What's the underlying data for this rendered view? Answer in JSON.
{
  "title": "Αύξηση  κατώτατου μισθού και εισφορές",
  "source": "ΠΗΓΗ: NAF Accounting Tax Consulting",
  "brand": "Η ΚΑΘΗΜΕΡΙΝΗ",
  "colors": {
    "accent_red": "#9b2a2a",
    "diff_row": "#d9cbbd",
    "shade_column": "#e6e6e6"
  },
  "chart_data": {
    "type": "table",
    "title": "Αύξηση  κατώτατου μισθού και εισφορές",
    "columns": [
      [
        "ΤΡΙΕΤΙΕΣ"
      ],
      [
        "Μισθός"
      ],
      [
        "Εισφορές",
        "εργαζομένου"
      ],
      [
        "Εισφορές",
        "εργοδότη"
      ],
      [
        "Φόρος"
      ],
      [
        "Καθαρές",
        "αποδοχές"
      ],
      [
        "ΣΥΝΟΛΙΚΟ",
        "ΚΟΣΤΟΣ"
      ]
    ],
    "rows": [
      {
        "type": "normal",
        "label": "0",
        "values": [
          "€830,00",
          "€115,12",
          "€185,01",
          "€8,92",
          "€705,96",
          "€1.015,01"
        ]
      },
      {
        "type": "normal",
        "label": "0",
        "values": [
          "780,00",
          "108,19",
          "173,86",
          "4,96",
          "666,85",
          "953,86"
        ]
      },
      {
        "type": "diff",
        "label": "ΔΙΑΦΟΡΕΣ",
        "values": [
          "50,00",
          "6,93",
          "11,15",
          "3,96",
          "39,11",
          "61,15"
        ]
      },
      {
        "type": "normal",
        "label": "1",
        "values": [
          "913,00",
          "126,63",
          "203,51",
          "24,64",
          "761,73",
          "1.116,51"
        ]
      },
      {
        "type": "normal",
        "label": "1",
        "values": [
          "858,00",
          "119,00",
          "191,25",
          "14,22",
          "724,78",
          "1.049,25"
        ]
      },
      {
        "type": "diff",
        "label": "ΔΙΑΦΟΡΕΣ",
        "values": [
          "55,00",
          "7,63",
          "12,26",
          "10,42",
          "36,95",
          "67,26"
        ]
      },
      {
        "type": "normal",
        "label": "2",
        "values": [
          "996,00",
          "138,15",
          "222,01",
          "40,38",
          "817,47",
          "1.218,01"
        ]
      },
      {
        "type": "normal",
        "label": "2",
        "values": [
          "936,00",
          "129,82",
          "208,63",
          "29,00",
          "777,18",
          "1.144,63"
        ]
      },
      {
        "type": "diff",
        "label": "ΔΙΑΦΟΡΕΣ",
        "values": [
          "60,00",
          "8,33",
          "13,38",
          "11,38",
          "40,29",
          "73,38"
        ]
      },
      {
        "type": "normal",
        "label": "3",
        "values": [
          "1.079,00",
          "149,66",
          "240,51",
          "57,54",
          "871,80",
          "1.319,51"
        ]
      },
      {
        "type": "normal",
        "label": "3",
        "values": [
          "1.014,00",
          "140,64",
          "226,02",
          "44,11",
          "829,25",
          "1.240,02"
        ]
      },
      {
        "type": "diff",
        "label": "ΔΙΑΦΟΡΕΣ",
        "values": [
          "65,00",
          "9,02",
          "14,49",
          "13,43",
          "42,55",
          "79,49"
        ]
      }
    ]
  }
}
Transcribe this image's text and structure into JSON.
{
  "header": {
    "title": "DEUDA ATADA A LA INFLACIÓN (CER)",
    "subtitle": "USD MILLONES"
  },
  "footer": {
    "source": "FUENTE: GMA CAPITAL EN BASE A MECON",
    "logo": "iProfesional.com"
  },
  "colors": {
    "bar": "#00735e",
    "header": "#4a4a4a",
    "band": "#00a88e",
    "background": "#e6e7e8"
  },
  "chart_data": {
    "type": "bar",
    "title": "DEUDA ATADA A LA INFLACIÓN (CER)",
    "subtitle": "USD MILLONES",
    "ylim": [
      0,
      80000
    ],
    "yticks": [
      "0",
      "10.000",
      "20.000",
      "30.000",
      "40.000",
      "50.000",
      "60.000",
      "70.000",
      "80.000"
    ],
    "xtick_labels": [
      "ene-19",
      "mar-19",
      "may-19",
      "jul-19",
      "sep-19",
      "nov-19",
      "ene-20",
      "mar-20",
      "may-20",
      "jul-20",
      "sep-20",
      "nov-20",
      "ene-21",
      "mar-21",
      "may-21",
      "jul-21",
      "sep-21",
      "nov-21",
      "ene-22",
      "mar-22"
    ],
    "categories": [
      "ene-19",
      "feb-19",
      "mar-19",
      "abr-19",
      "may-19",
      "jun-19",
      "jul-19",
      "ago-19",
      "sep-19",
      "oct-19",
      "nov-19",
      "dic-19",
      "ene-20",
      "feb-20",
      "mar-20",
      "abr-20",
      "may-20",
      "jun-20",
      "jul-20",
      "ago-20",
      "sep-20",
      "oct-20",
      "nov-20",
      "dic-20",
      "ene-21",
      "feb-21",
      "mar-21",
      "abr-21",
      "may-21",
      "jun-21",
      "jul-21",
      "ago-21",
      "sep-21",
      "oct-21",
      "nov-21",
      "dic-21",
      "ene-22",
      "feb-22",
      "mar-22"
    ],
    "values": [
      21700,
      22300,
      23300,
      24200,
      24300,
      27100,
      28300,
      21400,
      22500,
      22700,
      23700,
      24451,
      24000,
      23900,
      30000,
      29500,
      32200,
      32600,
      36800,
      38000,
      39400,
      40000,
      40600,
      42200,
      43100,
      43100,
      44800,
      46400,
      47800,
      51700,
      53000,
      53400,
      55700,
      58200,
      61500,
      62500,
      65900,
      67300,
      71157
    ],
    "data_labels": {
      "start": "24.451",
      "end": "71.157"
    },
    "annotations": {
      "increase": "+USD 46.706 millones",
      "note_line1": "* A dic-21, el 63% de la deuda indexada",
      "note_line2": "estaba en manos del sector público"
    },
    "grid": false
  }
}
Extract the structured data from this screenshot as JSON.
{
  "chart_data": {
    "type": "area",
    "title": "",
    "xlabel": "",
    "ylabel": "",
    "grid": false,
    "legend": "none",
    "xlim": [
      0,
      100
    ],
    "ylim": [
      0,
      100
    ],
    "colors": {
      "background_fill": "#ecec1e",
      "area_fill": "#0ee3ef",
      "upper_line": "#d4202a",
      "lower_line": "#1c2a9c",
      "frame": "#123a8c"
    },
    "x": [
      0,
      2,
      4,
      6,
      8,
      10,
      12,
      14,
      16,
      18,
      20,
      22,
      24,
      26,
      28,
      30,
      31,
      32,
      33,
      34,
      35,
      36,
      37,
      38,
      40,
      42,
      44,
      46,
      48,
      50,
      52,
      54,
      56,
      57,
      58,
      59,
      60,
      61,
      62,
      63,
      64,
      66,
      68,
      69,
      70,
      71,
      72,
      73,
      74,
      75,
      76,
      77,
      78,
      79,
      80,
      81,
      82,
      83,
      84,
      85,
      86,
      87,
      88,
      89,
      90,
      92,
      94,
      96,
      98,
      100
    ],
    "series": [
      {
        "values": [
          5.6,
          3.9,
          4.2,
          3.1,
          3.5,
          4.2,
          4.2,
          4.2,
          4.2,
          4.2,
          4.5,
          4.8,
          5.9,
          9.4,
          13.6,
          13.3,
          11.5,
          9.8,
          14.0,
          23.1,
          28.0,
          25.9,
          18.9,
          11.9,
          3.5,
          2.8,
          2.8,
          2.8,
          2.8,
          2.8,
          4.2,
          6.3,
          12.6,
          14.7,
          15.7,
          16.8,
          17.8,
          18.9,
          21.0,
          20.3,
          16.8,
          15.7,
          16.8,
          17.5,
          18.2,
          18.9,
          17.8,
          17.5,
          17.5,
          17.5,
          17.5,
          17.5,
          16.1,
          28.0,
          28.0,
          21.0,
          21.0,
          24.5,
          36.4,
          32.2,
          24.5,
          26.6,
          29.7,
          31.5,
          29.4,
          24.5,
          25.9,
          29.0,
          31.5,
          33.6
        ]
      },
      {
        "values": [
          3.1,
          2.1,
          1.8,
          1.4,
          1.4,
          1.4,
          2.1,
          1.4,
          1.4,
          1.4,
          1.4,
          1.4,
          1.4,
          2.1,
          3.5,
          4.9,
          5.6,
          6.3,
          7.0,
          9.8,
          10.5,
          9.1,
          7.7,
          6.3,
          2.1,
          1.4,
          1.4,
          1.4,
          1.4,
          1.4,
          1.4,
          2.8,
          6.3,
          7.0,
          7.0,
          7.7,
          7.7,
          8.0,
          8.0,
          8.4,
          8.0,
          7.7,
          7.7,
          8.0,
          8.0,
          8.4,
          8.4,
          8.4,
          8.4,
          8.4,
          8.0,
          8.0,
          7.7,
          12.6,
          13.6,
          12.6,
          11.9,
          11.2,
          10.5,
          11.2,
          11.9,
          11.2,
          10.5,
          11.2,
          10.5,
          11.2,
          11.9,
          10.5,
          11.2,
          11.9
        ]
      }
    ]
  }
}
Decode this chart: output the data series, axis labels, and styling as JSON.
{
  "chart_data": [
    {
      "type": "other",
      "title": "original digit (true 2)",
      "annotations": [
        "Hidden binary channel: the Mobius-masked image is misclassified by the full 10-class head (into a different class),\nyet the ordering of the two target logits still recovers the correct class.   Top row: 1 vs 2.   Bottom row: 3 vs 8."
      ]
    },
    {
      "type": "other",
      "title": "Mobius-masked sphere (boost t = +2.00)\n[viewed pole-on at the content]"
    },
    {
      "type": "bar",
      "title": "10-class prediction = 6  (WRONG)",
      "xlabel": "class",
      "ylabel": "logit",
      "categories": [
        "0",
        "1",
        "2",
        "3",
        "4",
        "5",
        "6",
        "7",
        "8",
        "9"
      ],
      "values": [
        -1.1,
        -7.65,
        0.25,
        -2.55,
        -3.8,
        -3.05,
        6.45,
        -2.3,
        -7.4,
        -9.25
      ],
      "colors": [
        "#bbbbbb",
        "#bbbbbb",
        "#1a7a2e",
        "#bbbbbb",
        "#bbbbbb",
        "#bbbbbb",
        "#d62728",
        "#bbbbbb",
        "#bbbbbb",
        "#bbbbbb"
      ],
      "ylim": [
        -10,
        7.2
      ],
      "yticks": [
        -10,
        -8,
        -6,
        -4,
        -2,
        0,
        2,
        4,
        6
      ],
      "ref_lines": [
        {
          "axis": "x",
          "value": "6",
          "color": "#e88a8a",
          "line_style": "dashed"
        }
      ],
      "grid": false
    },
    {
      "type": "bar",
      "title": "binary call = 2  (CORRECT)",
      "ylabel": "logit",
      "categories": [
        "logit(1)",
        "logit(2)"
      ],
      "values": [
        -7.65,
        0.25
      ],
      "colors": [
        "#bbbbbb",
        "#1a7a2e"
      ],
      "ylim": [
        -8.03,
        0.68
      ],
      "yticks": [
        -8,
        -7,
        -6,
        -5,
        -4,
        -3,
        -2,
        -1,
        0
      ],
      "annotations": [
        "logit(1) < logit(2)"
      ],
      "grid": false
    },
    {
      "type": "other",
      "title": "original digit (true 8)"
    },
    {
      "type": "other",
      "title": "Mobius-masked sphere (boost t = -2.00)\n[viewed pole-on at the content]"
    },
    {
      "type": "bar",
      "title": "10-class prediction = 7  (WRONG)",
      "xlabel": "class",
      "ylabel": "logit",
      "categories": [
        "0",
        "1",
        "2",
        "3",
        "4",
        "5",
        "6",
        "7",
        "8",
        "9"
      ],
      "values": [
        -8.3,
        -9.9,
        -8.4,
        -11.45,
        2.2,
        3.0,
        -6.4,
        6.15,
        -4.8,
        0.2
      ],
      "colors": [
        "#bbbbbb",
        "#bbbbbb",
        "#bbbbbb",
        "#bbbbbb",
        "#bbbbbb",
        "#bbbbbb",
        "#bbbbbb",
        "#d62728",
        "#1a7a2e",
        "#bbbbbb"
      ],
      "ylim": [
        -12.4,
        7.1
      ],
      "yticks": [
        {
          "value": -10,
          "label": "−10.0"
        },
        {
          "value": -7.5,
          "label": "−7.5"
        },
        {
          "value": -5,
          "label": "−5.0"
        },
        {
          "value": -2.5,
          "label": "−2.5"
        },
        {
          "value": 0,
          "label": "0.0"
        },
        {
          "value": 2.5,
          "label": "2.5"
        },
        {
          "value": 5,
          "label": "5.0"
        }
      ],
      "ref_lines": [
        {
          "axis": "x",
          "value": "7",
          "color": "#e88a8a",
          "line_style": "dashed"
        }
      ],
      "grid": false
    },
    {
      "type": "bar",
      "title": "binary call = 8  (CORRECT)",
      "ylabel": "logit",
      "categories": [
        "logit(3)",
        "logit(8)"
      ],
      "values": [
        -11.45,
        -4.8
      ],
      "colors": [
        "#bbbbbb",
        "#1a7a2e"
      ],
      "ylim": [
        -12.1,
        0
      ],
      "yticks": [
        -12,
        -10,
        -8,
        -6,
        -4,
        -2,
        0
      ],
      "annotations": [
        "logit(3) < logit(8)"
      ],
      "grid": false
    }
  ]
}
....
* **Task details**
Copy every single line of the material above that holds "Αύξηση".

* **Reply**
  "title": "Αύξηση  κατώτατου μισθού και εισφορές",
    "title": "Αύξηση  κατώτατου μισθού και εισφορές",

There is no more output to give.